O trabalho de Del Bem confirma uma hipótese levantada nos anos 1980 pelos geneticistas G. L. Stebbins e G. J. C. Hill, que duvidaram de que as primeiras algas terrestres fossem pluricelulares. Caso se consolide no campo, a proposta de Del Bem pode significar uma nova pista para que paleontólogos possam encontrar fósseis em camadas geológicas com mais de 600 milhões de anos – os pedaços mais antigos de ancestrais das plantas já encontrados são esporos (estruturas reprodutivas que, por serem mais rígidas, tendem a se fossilizar mais facilmente do que os tecidos moles de algas e plantas) com idade de 470 milhões de anos. “Nunca se achou nada mais antigo do que isso, até porque não se costuma procurar”, observa o professor.
‘Baleia’ das algas
A hipótese se comprovou após Del Bem analisar em computador 80 genomas (13 plantas terrestres e 67 de algas) e verificar que pelo menos duas espécies de algas unicelulares, que têm formas terrestres e apareceram no planeta antes das carofícias – as chamadas carófitas, mais especificamente da família Klebsormidiophyceae – possuem, à semelhança das plantas, enzimas responsáveis pela fabricação e degradação do xiloglucano. O pesquisador acessou os genomas em bancos de dados públicos (OneKP project, NCBI EST database e Sequence Set Browser) e os analisou utilizando algoritmos matemáticos capazes de identificar genes comuns dos genomas das plantas e das algas, o que permite determinar relações de “parentesco evolutivo” entre elas. Já a estimativa de datação do momento em que elas apareceram é possível por meio da “teoria do relógio molecular”, que pressupõe que mutações genéticas acontecem com uma certa regularidade ao longo do tempo. O custo direto de todo o trabalho que resultou no artigo foi praticamente zero, já que todo o trabalho usou dados públicos e um notebook.

• Perguntas de estudo:
a) Segundo o texto sobre as algas, por que os pedaços mais antigos de ancestrais das plantas já encontrados são esporos? Responda em até três frases.
b) Continue o texto sobre as algas a partir da última frase.

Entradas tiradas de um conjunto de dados

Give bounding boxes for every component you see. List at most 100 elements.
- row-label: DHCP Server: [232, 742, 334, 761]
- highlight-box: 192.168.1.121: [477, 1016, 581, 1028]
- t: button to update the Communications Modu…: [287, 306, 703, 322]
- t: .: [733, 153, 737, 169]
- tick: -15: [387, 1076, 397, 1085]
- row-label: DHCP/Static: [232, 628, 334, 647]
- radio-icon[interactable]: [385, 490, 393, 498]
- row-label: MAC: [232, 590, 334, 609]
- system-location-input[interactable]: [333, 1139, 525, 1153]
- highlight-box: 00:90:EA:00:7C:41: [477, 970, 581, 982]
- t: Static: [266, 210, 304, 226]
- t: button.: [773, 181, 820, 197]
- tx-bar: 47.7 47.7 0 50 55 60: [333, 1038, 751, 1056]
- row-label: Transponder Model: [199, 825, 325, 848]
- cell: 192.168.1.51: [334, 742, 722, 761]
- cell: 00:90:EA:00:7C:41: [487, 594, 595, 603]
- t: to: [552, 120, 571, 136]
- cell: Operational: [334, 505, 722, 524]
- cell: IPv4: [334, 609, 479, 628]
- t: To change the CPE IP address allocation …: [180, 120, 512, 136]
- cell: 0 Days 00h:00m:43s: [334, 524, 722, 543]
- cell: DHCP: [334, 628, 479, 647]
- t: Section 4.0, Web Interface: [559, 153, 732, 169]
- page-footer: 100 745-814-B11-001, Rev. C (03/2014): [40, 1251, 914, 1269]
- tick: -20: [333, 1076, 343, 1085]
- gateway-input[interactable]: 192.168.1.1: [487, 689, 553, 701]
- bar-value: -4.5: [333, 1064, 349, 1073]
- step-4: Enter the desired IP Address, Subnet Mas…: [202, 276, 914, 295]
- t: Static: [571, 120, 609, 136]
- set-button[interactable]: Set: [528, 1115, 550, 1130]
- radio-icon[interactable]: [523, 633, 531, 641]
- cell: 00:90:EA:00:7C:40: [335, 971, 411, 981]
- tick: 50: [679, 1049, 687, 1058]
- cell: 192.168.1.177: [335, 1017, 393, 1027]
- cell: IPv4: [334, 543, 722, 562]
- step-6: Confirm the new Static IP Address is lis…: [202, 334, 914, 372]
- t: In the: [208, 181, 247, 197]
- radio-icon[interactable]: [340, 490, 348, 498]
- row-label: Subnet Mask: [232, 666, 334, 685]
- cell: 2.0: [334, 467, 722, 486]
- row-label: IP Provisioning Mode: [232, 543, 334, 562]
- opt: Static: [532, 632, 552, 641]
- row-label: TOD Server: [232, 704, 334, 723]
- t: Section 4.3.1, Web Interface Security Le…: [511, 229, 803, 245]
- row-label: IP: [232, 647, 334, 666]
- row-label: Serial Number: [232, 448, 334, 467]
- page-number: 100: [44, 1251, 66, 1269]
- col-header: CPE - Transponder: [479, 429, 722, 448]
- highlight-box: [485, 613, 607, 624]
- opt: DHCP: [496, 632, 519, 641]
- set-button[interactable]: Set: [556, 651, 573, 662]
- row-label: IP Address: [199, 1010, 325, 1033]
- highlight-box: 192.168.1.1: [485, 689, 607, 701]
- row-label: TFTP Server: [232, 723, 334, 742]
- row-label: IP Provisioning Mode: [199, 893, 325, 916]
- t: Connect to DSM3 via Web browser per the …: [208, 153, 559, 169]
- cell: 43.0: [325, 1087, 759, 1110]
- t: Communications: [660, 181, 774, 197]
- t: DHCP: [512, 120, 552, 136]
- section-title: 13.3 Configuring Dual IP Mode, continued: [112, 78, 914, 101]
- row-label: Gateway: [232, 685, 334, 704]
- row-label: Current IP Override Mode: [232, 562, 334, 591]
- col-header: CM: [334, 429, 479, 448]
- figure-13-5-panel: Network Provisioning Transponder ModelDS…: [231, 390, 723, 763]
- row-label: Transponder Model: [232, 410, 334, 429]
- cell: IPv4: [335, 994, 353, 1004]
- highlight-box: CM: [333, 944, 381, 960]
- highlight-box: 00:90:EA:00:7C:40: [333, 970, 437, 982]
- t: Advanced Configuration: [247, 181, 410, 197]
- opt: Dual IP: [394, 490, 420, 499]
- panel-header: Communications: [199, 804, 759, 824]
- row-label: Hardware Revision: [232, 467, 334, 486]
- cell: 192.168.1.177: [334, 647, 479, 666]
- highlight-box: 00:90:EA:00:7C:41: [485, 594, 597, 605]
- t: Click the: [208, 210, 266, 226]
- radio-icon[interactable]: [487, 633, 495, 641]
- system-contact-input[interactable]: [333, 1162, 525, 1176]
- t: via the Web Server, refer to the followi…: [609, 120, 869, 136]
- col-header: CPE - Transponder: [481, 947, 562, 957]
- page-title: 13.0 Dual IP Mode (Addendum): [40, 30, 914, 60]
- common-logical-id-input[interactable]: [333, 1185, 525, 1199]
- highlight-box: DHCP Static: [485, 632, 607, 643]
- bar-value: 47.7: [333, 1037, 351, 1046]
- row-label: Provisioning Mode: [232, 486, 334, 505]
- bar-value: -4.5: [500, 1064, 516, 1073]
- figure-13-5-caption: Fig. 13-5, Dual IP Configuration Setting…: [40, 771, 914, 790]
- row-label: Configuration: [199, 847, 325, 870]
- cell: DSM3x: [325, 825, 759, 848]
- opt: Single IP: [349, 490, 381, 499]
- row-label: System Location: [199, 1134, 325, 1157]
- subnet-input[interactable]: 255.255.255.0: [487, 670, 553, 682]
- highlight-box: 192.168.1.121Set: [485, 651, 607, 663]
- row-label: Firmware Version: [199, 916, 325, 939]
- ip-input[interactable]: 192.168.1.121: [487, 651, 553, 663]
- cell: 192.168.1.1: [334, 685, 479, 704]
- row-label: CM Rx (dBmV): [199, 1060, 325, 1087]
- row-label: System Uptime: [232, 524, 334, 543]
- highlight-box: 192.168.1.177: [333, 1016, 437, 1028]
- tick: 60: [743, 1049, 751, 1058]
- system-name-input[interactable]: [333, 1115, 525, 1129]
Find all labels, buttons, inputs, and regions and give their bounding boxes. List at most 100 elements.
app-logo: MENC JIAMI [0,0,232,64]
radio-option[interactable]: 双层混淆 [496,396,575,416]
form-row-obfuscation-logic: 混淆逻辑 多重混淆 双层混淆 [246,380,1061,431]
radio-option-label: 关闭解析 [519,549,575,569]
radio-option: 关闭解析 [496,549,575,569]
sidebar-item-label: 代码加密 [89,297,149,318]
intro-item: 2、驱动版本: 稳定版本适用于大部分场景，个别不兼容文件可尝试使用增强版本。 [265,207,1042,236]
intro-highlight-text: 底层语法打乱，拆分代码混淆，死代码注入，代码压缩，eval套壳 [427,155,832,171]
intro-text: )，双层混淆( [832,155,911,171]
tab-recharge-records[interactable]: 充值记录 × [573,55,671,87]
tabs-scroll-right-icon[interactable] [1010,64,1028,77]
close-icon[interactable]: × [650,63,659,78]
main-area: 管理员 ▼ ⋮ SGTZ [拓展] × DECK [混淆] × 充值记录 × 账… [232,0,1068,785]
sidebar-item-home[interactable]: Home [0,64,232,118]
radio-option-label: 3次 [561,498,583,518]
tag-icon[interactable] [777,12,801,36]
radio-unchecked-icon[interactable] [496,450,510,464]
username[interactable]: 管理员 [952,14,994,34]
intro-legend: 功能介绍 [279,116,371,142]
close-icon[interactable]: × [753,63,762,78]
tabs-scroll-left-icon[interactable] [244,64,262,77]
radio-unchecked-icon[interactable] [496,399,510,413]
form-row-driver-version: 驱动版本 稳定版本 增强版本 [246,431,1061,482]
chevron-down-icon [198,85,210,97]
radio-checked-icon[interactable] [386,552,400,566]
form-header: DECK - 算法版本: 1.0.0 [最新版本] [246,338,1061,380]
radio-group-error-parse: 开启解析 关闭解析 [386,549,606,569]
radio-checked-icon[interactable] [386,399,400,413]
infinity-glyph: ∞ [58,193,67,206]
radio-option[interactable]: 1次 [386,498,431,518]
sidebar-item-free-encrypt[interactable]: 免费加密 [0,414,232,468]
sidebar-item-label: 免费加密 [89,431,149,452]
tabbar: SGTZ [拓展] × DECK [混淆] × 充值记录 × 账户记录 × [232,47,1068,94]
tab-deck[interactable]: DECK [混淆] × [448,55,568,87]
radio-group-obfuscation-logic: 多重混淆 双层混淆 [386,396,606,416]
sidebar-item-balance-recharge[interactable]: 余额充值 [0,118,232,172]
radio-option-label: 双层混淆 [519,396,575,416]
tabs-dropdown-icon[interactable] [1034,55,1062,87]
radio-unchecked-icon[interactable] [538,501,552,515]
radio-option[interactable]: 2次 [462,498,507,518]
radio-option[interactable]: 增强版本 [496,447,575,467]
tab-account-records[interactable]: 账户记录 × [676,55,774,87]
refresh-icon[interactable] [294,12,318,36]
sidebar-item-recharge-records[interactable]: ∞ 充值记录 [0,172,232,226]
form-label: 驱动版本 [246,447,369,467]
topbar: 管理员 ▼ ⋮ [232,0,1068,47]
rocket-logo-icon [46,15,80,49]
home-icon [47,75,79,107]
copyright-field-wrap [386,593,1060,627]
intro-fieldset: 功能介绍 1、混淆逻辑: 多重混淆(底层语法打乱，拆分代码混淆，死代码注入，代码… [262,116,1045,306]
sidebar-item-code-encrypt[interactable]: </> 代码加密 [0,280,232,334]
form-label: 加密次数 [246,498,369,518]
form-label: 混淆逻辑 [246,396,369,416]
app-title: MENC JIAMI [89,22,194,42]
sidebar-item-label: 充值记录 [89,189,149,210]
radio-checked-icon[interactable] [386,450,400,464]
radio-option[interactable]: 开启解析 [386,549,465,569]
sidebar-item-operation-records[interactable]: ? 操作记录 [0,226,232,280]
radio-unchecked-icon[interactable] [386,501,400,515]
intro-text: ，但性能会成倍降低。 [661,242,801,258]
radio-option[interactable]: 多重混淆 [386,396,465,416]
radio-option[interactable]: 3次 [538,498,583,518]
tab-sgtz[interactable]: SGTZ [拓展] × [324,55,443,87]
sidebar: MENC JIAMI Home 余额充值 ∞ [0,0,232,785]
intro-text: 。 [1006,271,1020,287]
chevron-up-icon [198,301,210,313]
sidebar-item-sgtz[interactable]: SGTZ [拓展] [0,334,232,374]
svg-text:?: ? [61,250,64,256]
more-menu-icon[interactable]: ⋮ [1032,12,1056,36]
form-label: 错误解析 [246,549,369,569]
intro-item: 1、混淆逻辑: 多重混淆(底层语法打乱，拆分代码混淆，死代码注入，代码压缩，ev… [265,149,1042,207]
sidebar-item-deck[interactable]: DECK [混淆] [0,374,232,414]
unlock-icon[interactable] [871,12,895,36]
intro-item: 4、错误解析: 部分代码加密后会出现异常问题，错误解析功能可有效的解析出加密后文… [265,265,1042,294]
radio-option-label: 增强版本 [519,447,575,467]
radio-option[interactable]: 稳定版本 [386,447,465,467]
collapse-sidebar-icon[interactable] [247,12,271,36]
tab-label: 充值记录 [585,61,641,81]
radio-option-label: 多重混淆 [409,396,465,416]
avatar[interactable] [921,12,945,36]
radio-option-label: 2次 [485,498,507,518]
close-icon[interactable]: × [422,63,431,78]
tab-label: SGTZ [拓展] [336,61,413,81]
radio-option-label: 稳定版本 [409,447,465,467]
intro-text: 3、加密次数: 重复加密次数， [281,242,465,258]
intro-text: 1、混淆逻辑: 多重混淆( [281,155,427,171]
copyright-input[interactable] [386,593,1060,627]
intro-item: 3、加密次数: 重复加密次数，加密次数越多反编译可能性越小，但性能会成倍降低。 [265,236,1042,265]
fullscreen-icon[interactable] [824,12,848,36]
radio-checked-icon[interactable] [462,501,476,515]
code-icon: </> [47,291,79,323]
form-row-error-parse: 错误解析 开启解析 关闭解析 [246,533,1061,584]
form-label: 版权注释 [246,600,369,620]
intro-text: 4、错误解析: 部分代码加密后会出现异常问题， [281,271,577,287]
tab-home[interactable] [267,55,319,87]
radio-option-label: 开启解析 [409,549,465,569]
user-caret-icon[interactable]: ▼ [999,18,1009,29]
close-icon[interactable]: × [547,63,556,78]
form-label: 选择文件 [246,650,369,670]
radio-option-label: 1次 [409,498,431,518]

• Respostas de cada tarefa:
a) Os esporos são estruturas reprodutivas mais rígidas. Por isso, tendem a se fossilizar mais facilmente do que os tecidos moles de algas e plantas.

b)
No artigo, o pesquisador propõe uma nova linha evolutiva para as plantas terrestres, que passam a aparecer diretamente ligadas a algas mais simples. “Em algum momento, uma população de algas simples, unicelulares, saiu da água para a terra, onde posteriormente evoluiu para organismos complexos, pluricelulares, e começou a colonizar a terra”, afirma Del Bem. No novo esquema, algas complexas como Chara e Nitella deixam de ser as ancestrais diretas das plantas terrestres e passam a ser entendidas como espécies que também possuem um ancestral terrestre – que, em algum momento, “retornaram” para a vida aquática. “É mais ou menos como as baleias, que, por terem pulmões e resquícios das pernas traseiras, por exemplo, nos permitem afirmar que já tiveram, um dia, um ancestral terrestre”, compara Del Bem.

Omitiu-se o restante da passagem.